----- SUPPLIED MATERIAL -----

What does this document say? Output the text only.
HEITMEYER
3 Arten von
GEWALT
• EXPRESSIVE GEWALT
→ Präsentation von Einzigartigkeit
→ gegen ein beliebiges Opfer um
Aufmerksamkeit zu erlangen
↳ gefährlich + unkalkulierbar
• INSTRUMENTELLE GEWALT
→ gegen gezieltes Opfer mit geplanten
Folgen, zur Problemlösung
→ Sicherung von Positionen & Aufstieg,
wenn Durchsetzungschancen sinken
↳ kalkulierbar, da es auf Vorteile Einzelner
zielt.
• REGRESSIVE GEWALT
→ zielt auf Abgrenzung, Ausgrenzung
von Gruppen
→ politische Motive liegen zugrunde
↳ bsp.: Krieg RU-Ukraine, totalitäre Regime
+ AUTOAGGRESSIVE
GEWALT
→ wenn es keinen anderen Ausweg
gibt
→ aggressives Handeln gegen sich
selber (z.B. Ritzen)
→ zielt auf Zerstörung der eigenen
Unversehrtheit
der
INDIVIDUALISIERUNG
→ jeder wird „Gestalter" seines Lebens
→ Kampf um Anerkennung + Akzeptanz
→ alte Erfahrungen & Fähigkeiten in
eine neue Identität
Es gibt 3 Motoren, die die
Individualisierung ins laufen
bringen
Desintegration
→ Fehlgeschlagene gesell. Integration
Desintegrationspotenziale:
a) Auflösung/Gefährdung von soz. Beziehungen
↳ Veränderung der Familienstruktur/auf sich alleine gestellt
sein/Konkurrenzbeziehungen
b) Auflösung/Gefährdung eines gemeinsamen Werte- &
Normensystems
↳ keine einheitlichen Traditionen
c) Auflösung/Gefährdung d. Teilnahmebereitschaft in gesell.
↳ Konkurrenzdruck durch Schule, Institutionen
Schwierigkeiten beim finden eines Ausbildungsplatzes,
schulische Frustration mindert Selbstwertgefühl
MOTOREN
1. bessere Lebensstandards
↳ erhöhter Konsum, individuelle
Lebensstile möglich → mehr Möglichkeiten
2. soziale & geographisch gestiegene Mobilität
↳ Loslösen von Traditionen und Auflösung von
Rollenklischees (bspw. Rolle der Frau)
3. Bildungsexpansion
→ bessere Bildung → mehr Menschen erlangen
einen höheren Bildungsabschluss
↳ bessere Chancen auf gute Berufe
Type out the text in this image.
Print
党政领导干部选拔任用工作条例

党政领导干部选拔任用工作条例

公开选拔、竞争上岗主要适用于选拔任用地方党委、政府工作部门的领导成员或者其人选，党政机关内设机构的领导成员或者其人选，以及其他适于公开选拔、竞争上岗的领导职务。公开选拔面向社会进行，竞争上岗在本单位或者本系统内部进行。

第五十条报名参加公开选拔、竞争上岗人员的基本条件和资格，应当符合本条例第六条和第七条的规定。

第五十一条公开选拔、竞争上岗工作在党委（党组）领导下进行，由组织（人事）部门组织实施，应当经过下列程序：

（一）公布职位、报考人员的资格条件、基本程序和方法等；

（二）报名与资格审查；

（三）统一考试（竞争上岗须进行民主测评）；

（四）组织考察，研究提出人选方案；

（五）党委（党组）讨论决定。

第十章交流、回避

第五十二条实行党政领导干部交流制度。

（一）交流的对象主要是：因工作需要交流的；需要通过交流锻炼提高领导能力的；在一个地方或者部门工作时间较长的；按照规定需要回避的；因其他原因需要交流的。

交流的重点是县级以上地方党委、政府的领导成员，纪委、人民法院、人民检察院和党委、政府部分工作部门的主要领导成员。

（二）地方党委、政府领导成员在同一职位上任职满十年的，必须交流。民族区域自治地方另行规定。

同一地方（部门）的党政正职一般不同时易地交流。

-----

Return every line exactly.

> **RESULT OF THIS TASK**:
What does this document say? Output the text only.
HEITMEYER
3 Arten von
GEWALT
• EXPRESSIVE GEWALT
→ Präsentation von Einzigartigkeit
→ gegen ein beliebiges Opfer um
Aufmerksamkeit zu erlangen
↳ gefährlich + unkalkulierbar
• INSTRUMENTELLE GEWALT
→ gegen gezieltes Opfer mit geplanten
Folgen, zur Problemlösung
→ Sicherung von Positionen & Aufstieg,
wenn Durchsetzungschancen sinken
↳ kalkulierbar, da es auf Vorteile Einzelner
zielt.
• REGRESSIVE GEWALT
→ zielt auf Abgrenzung, Ausgrenzung
von Gruppen
→ politische Motive liegen zugrunde
↳ bsp.: Krieg RU-Ukraine, totalitäre Regime
+ AUTOAGGRESSIVE
GEWALT
→ wenn es keinen anderen Ausweg
gibt
→ aggressives Handeln gegen sich
selber (z.B. Ritzen)
→ zielt auf Zerstörung der eigenen
Unversehrtheit
der
INDIVIDUALISIERUNG
→ jeder wird „Gestalter" seines Lebens
→ Kampf um Anerkennung + Akzeptanz
→ alte Erfahrungen & Fähigkeiten in
eine neue Identität
Es gibt 3 Motoren, die die
Individualisierung ins laufen
bringen
Desintegration
→ Fehlgeschlagene gesell. Integration
Desintegrationspotenziale:
a) Auflösung/Gefährdung von soz. Beziehungen
↳ Veränderung der Familienstruktur/auf sich alleine gestellt
sein/Konkurrenzbeziehungen
b) Auflösung/Gefährdung eines gemeinsamen Werte- &
Normensystems
↳ keine einheitlichen Traditionen
c) Auflösung/Gefährdung d. Teilnahmebereitschaft in gesell.
↳ Konkurrenzdruck durch Schule, Institutionen
Schwierigkeiten beim finden eines Ausbildungsplatzes,
schulische Frustration mindert Selbstwertgefühl
MOTOREN
1. bessere Lebensstandards
↳ erhöhter Konsum, individuelle
Lebensstile möglich → mehr Möglichkeiten
2. soziale & geographisch gestiegene Mobilität
↳ Loslösen von Traditionen und Auflösung von
Rollenklischees (bspw. Rolle der Frau)
3. Bildungsexpansion
→ bessere Bildung → mehr Menschen erlangen
einen höheren Bildungsabschluss
↳ bessere Chancen auf gute Berufe
Type out the text in this image.
Print
党政领导干部选拔任用工作条例

党政领导干部选拔任用工作条例

公开选拔、竞争上岗主要适用于选拔任用地方党委、政府工作部门的领导成员或者其人选，党政机关内设机构的领导成员或者其人选，以及其他适于公开选拔、竞争上岗的领导职务。公开选拔面向社会进行，竞争上岗在本单位或者本系统内部进行。

第五十条报名参加公开选拔、竞争上岗人员的基本条件和资格，应当符合本条例第六条和第七条的规定。

第五十一条公开选拔、竞争上岗工作在党委（党组）领导下进行，由组织（人事）部门组织实施，应当经过下列程序：

（一）公布职位、报考人员的资格条件、基本程序和方法等；

（二）报名与资格审查；

（三）统一考试（竞争上岗须进行民主测评）；

（四）组织考察，研究提出人选方案；

（五）党委（党组）讨论决定。

第十章交流、回避

第五十二条实行党政领导干部交流制度。

（一）交流的对象主要是：因工作需要交流的；需要通过交流锻炼提高领导能力的；在一个地方或者部门工作时间较长的；按照规定需要回避的；因其他原因需要交流的。

交流的重点是县级以上地方党委、政府的领导成员，纪委、人民法院、人民检察院和党委、政府部分工作部门的主要领导成员。

（二）地方党委、政府领导成员在同一职位上任职满十年的，必须交流。民族区域自治地方另行规定。

同一地方（部门）的党政正职一般不同时易地交流。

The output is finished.